— start of GIVEN DATA —
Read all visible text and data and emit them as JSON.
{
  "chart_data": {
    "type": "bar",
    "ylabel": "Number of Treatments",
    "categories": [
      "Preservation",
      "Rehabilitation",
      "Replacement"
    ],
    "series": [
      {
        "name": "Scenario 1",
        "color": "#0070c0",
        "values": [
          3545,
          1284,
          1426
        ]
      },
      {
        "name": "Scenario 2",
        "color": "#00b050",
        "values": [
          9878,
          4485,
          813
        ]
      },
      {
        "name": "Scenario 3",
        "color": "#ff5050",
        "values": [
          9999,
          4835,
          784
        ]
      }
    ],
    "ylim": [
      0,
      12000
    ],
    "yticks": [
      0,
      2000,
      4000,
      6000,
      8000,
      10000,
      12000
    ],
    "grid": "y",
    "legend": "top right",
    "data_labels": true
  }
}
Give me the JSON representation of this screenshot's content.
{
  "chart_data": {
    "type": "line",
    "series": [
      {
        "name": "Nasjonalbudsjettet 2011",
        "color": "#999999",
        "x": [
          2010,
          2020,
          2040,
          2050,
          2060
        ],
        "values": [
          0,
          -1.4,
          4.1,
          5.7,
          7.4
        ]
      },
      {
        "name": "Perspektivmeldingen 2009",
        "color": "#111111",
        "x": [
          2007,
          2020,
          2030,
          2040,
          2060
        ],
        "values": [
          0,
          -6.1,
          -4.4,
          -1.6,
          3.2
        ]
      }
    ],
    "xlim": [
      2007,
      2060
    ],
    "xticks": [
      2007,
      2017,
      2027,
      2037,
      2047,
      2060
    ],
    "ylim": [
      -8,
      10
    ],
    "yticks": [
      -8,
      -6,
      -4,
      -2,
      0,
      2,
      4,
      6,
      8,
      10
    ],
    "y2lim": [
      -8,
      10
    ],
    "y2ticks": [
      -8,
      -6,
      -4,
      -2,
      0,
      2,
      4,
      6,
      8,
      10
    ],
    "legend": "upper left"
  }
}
— end of GIVEN DATA —
Print every entry exactly as it appears.

RESPONSE TO THIS EXERCISE
Read all visible text and data and emit them as JSON.
{
  "chart_data": {
    "type": "bar",
    "ylabel": "Number of Treatments",
    "categories": [
      "Preservation",
      "Rehabilitation",
      "Replacement"
    ],
    "series": [
      {
        "name": "Scenario 1",
        "color": "#0070c0",
        "values": [
          3545,
          1284,
          1426
        ]
      },
      {
        "name": "Scenario 2",
        "color": "#00b050",
        "values": [
          9878,
          4485,
          813
        ]
      },
      {
        "name": "Scenario 3",
        "color": "#ff5050",
        "values": [
          9999,
          4835,
          784
        ]
      }
    ],
    "ylim": [
      0,
      12000
    ],
    "yticks": [
      0,
      2000,
      4000,
      6000,
      8000,
      10000,
      12000
    ],
    "grid": "y",
    "legend": "top right",
    "data_labels": true
  }
}
Give me the JSON representation of this screenshot's content.
{
  "chart_data": {
    "type": "line",
    "series": [
      {
        "name": "Nasjonalbudsjettet 2011",
        "color": "#999999",
        "x": [
          2010,
          2020,
          2040,
          2050,
          2060
        ],
        "values": [
          0,
          -1.4,
          4.1,
          5.7,
          7.4
        ]
      },
      {
        "name": "Perspektivmeldingen 2009",
        "color": "#111111",
        "x": [
          2007,
          2020,
          2030,
          2040,
          2060
        ],
        "values": [
          0,
          -6.1,
          -4.4,
          -1.6,
          3.2
        ]
      }
    ],
    "xlim": [
      2007,
      2060
    ],
    "xticks": [
      2007,
      2017,
      2027,
      2037,
      2047,
      2060
    ],
    "ylim": [
      -8,
      10
    ],
    "yticks": [
      -8,
      -6,
      -4,
      -2,
      0,
      2,
      4,
      6,
      8,
      10
    ],
    "y2lim": [
      -8,
      10
    ],
    "y2ticks": [
      -8,
      -6,
      -4,
      -2,
      0,
      2,
      4,
      6,
      8,
      10
    ],
    "legend": "upper left"
  }
}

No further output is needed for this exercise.